- [To do]: The records are to be restated in their entirety, word for word.
## START Material for the task
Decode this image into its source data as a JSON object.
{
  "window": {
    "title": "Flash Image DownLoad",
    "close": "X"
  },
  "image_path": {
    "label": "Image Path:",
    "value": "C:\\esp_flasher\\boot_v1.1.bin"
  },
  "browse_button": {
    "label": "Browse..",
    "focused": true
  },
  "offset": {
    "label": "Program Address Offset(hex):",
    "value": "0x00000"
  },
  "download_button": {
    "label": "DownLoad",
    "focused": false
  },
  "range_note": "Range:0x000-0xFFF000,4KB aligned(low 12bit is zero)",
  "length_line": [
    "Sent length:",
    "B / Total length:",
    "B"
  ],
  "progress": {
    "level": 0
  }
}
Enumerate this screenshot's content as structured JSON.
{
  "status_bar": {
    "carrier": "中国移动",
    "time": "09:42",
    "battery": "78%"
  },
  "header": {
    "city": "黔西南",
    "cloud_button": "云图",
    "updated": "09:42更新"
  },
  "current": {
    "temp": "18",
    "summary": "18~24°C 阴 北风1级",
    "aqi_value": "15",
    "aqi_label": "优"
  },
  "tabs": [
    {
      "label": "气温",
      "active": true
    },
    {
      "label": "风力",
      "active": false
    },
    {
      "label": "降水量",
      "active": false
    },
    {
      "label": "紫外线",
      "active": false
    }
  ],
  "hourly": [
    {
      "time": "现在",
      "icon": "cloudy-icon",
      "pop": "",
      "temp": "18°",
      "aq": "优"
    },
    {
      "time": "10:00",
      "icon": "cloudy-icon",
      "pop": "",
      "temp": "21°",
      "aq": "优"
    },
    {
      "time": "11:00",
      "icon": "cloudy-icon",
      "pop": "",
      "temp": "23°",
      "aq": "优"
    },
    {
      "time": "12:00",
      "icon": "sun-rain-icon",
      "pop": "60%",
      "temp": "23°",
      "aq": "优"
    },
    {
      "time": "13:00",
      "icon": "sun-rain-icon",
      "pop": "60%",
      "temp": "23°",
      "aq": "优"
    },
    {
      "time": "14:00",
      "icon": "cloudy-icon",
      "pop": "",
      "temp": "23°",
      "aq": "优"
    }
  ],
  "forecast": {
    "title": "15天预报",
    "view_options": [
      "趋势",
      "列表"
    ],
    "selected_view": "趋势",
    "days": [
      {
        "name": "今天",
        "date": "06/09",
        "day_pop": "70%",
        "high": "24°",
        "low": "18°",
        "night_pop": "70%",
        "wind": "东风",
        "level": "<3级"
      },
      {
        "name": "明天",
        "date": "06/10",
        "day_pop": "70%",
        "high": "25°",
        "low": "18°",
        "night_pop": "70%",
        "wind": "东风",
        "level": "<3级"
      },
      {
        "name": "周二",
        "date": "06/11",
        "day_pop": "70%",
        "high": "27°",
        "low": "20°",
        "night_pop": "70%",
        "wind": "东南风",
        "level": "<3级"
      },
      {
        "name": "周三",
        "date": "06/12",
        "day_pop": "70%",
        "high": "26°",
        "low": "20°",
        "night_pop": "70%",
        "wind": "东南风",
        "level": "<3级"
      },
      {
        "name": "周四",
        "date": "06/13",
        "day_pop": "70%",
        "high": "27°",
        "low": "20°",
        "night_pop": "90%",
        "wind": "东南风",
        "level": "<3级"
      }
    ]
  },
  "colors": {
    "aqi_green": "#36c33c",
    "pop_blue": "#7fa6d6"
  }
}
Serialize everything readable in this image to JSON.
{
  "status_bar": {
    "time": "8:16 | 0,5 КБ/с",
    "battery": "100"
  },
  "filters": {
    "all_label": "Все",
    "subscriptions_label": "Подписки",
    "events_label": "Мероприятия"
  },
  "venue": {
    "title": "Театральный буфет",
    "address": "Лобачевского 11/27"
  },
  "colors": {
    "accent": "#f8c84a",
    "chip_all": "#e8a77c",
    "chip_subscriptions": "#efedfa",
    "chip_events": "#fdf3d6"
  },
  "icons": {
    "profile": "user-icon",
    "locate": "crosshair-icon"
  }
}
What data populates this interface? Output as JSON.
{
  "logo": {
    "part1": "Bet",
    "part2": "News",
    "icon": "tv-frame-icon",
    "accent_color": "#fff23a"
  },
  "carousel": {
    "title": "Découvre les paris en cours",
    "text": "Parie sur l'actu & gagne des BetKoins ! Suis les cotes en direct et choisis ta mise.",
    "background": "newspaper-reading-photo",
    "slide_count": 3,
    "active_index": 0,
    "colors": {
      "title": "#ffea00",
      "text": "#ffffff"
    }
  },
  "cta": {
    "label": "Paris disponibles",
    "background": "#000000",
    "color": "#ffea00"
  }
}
## END Material for the task
- [Task result]:
Decode this image into its source data as a JSON object.
{
  "window": {
    "title": "Flash Image DownLoad",
    "close": "X"
  },
  "image_path": {
    "label": "Image Path:",
    "value": "C:\\esp_flasher\\boot_v1.1.bin"
  },
  "browse_button": {
    "label": "Browse..",
    "focused": true
  },
  "offset": {
    "label": "Program Address Offset(hex):",
    "value": "0x00000"
  },
  "download_button": {
    "label": "DownLoad",
    "focused": false
  },
  "range_note": "Range:0x000-0xFFF000,4KB aligned(low 12bit is zero)",
  "length_line": [
    "Sent length:",
    "B / Total length:",
    "B"
  ],
  "progress": {
    "level": 0
  }
}
Enumerate this screenshot's content as structured JSON.
{
  "status_bar": {
    "carrier": "中国移动",
    "time": "09:42",
    "battery": "78%"
  },
  "header": {
    "city": "黔西南",
    "cloud_button": "云图",
    "updated": "09:42更新"
  },
  "current": {
    "temp": "18",
    "summary": "18~24°C 阴 北风1级",
    "aqi_value": "15",
    "aqi_label": "优"
  },
  "tabs": [
    {
      "label": "气温",
      "active": true
    },
    {
      "label": "风力",
      "active": false
    },
    {
      "label": "降水量",
      "active": false
    },
    {
      "label": "紫外线",
      "active": false
    }
  ],
  "hourly": [
    {
      "time": "现在",
      "icon": "cloudy-icon",
      "pop": "",
      "temp": "18°",
      "aq": "优"
    },
    {
      "time": "10:00",
      "icon": "cloudy-icon",
      "pop": "",
      "temp": "21°",
      "aq": "优"
    },
    {
      "time": "11:00",
      "icon": "cloudy-icon",
      "pop": "",
      "temp": "23°",
      "aq": "优"
    },
    {
      "time": "12:00",
      "icon": "sun-rain-icon",
      "pop": "60%",
      "temp": "23°",
      "aq": "优"
    },
    {
      "time": "13:00",
      "icon": "sun-rain-icon",
      "pop": "60%",
      "temp": "23°",
      "aq": "优"
    },
    {
      "time": "14:00",
      "icon": "cloudy-icon",
      "pop": "",
      "temp": "23°",
      "aq": "优"
    }
  ],
  "forecast": {
    "title": "15天预报",
    "view_options": [
      "趋势",
      "列表"
    ],
    "selected_view": "趋势",
    "days": [
      {
        "name": "今天",
        "date": "06/09",
        "day_pop": "70%",
        "high": "24°",
        "low": "18°",
        "night_pop": "70%",
        "wind": "东风",
        "level": "<3级"
      },
      {
        "name": "明天",
        "date": "06/10",
        "day_pop": "70%",
        "high": "25°",
        "low": "18°",
        "night_pop": "70%",
        "wind": "东风",
        "level": "<3级"
      },
      {
        "name": "周二",
        "date": "06/11",
        "day_pop": "70%",
        "high": "27°",
        "low": "20°",
        "night_pop": "70%",
        "wind": "东南风",
        "level": "<3级"
      },
      {
        "name": "周三",
        "date": "06/12",
        "day_pop": "70%",
        "high": "26°",
        "low": "20°",
        "night_pop": "70%",
        "wind": "东南风",
        "level": "<3级"
      },
      {
        "name": "周四",
        "date": "06/13",
        "day_pop": "70%",
        "high": "27°",
        "low": "20°",
        "night_pop": "90%",
        "wind": "东南风",
        "level": "<3级"
      }
    ]
  },
  "colors": {
    "aqi_green": "#36c33c",
    "pop_blue": "#7fa6d6"
  }
}
Serialize everything readable in this image to JSON.
{
  "status_bar": {
    "time": "8:16 | 0,5 КБ/с",
    "battery": "100"
  },
  "filters": {
    "all_label": "Все",
    "subscriptions_label": "Подписки",
    "events_label": "Мероприятия"
  },
  "venue": {
    "title": "Театральный буфет",
    "address": "Лобачевского 11/27"
  },
  "colors": {
    "accent": "#f8c84a",
    "chip_all": "#e8a77c",
    "chip_subscriptions": "#efedfa",
    "chip_events": "#fdf3d6"
  },
  "icons": {
    "profile": "user-icon",
    "locate": "crosshair-icon"
  }
}
What data populates this interface? Output as JSON.
{
  "logo": {
    "part1": "Bet",
    "part2": "News",
    "icon": "tv-frame-icon",
    "accent_color": "#fff23a"
  },
  "carousel": {
    "title": "Découvre les paris en cours",
    "text": "Parie sur l'actu & gagne des BetKoins ! Suis les cotes en direct et choisis ta mise.",
    "background": "newspaper-reading-photo",
    "slide_count": 3,
    "active_index": 0,
    "colors": {
      "title": "#ffea00",
      "text": "#ffffff"
    }
  },
  "cta": {
    "label": "Paris disponibles",
    "background": "#000000",
    "color": "#ffea00"
  }
}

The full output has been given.